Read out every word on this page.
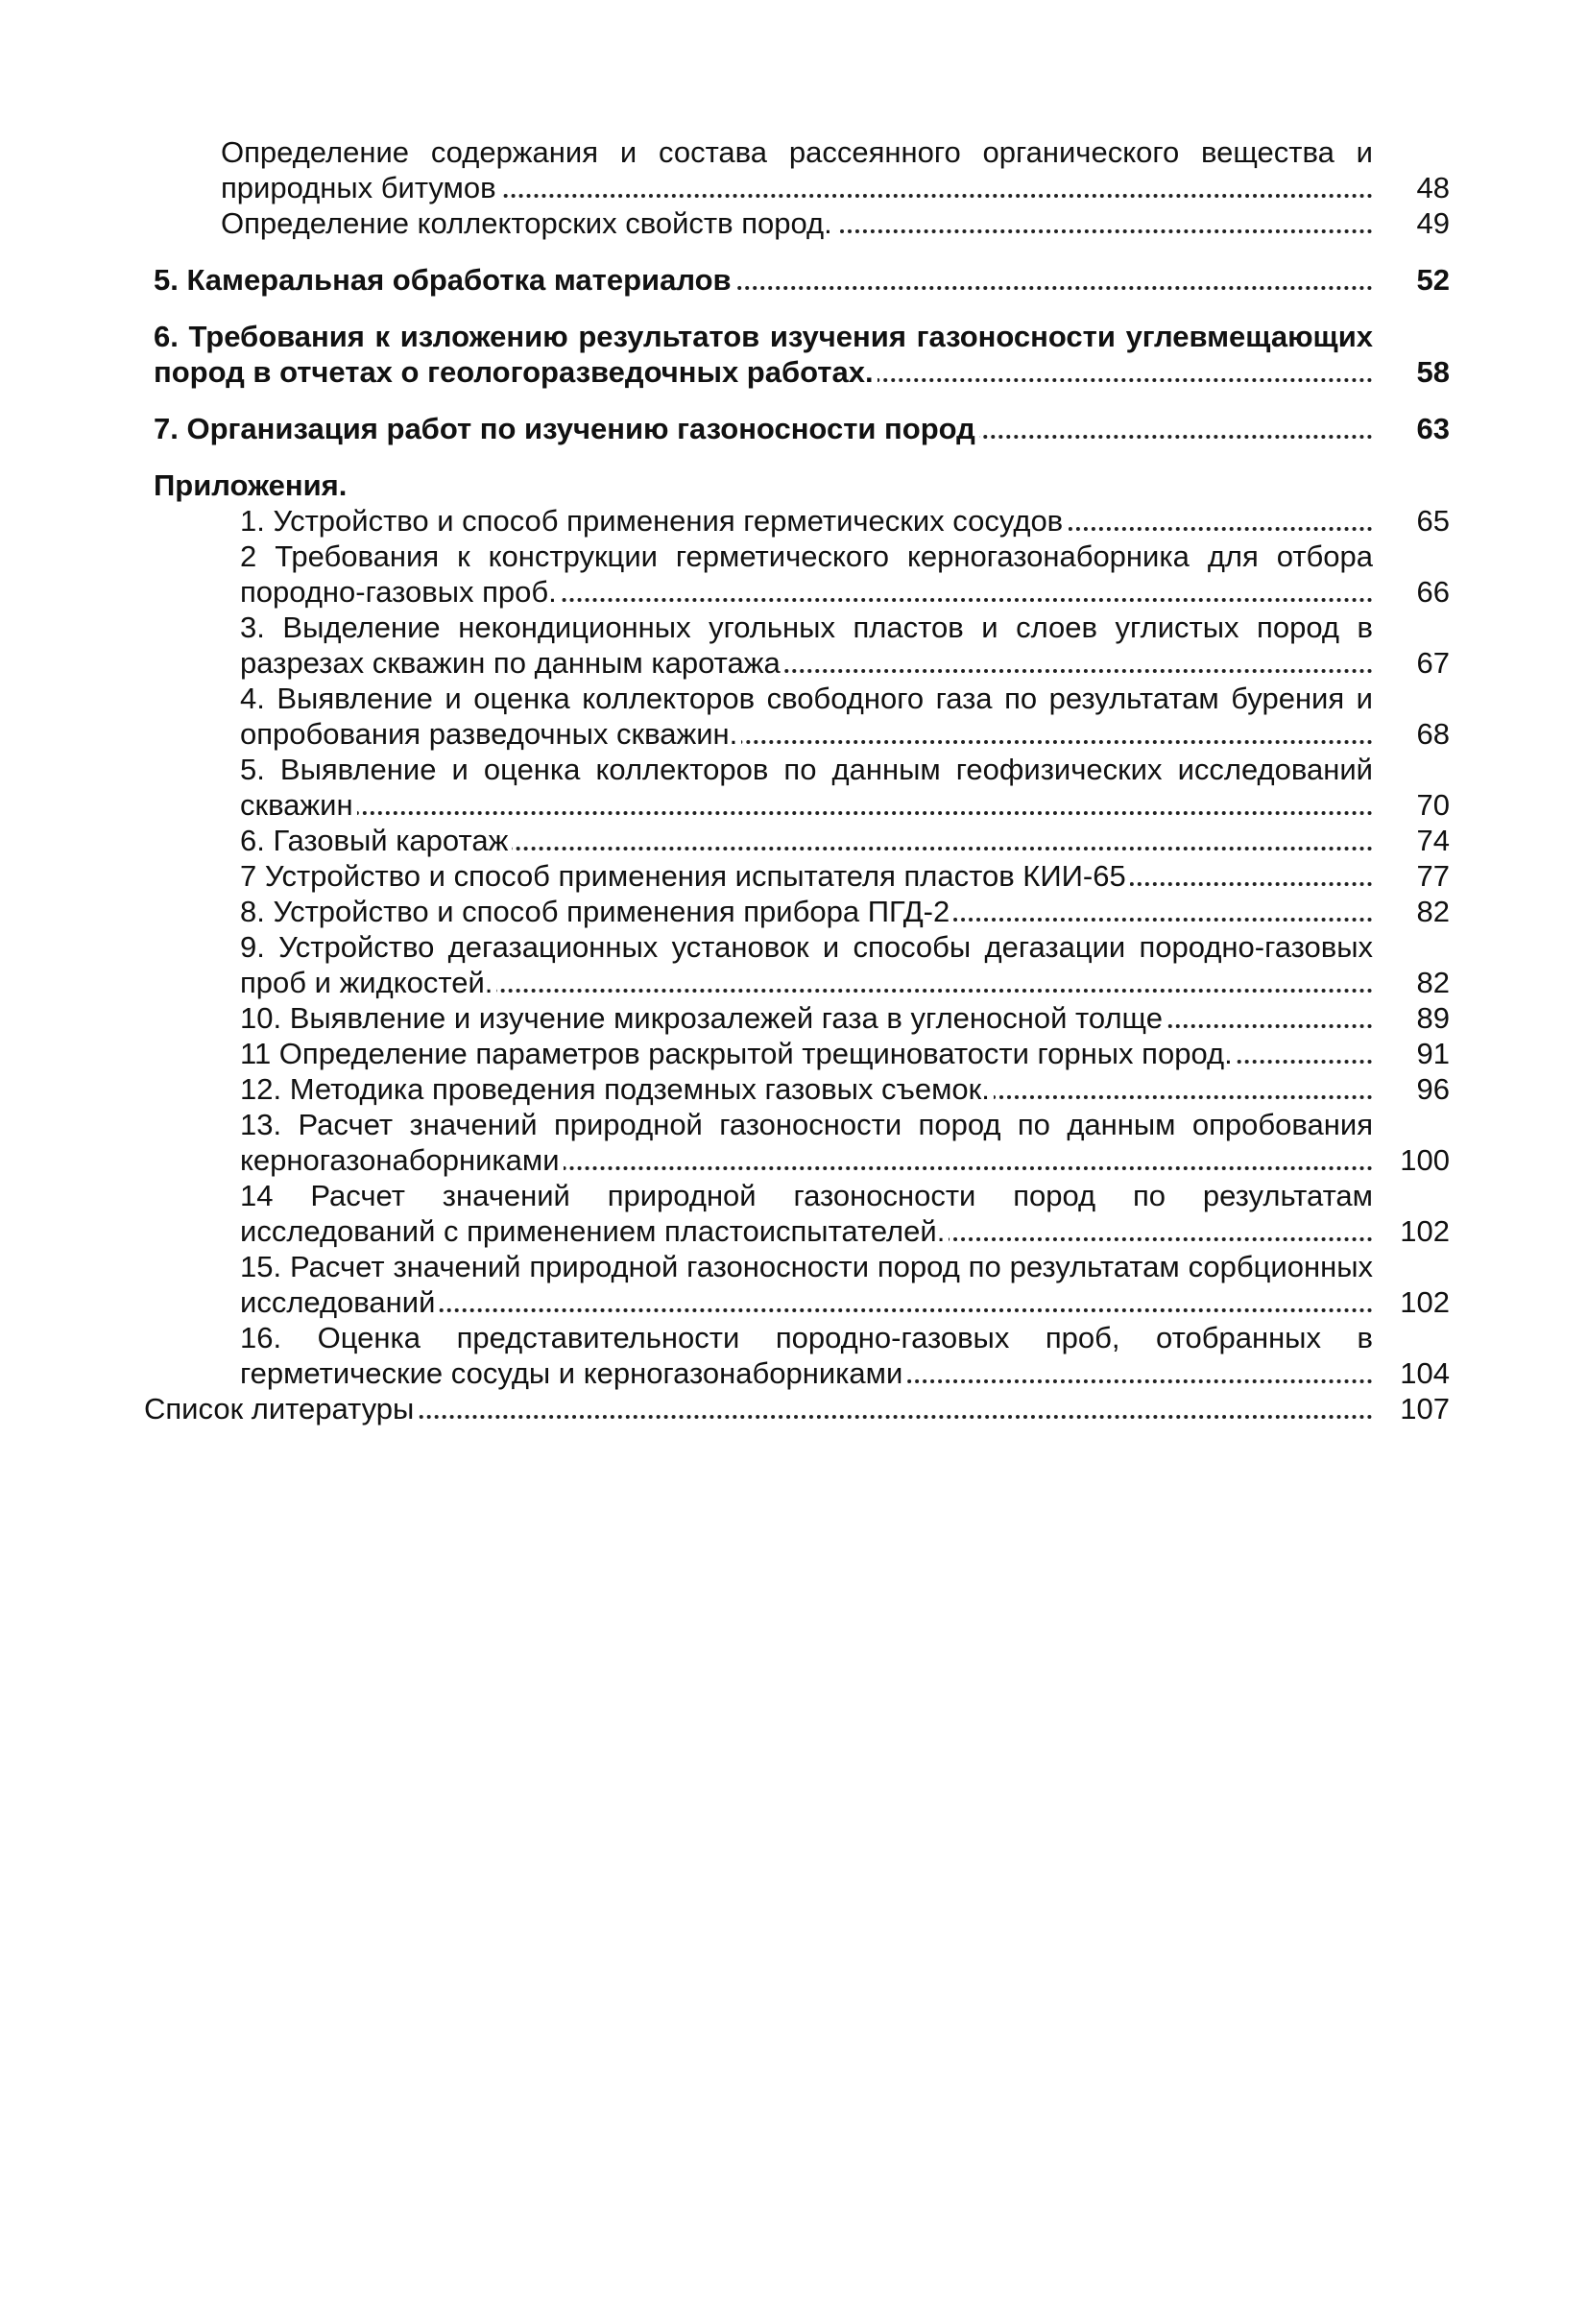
Определение содержания и состава рассеянного органического вещества и природных битумов	48
Определение коллекторских свойств пород.	49
5. Камеральная обработка материалов	52
6. Требования к изложению результатов изучения газоносности углевмещающих пород в отчетах о геологоразведочных работах.	58
7. Организация работ по изучению газоносности пород	63
Приложения.
1. Устройство и способ применения герметических сосудов	65
2 Требования к конструкции герметического керногазонаборника для отбора породно-газовых проб.	66
3. Выделение некондиционных угольных пластов и слоев углистых пород в разрезах скважин по данным каротажа	67
4. Выявление и оценка коллекторов свободного газа по результатам бурения и опробования разведочных скважин.	68
5. Выявление и оценка коллекторов по данным геофизических исследований скважин	70
6. Газовый каротаж	74
7 Устройство и способ применения испытателя пластов КИИ-65	77
8. Устройство и способ применения прибора ПГД-2	82
9. Устройство дегазационных установок и способы дегазации породно-газовых проб и жидкостей.	82
10. Выявление и изучение микрозалежей газа в угленосной толще	89
11 Определение параметров раскрытой трещиноватости горных пород.	91
12. Методика проведения подземных газовых съемок.	96
13. Расчет значений природной газоносности пород по данным опробования керногазонаборниками	100
14 Расчет значений природной газоносности пород по результатам исследований с применением пластоиспытателей.	102
15. Расчет значений природной газоносности пород по результатам сорбционных исследований	102
16. Оценка представительности породно-газовых проб, отобранных в герметические сосуды и керногазонаборниками	104
Список литературы	107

◇ ◇ ◇ ◇

- _What is being asked_
Reproduce each entry precisely. Leave the pictures out.

- _Output below_
Read out every word on this page.
Определение содержания и состава рассеянного органического вещества и природных битумов	48
Определение коллекторских свойств пород.	49
5. Камеральная обработка материалов	52
6. Требования к изложению результатов изучения газоносности углевмещающих пород в отчетах о геологоразведочных работах.	58
7. Организация работ по изучению газоносности пород	63
Приложения.
1. Устройство и способ применения герметических сосудов	65
2 Требования к конструкции герметического керногазонаборника для отбора породно-газовых проб.	66
3. Выделение некондиционных угольных пластов и слоев углистых пород в разрезах скважин по данным каротажа	67
4. Выявление и оценка коллекторов свободного газа по результатам бурения и опробования разведочных скважин.	68
5. Выявление и оценка коллекторов по данным геофизических исследований скважин	70
6. Газовый каротаж	74
7 Устройство и способ применения испытателя пластов КИИ-65	77
8. Устройство и способ применения прибора ПГД-2	82
9. Устройство дегазационных установок и способы дегазации породно-газовых проб и жидкостей.	82
10. Выявление и изучение микрозалежей газа в угленосной толще	89
11 Определение параметров раскрытой трещиноватости горных пород.	91
12. Методика проведения подземных газовых съемок.	96
13. Расчет значений природной газоносности пород по данным опробования керногазонаборниками	100
14 Расчет значений природной газоносности пород по результатам исследований с применением пластоиспытателей.	102
15. Расчет значений природной газоносности пород по результатам сорбционных исследований	102
16. Оценка представительности породно-газовых проб, отобранных в герметические сосуды и керногазонаборниками	104
Список литературы	107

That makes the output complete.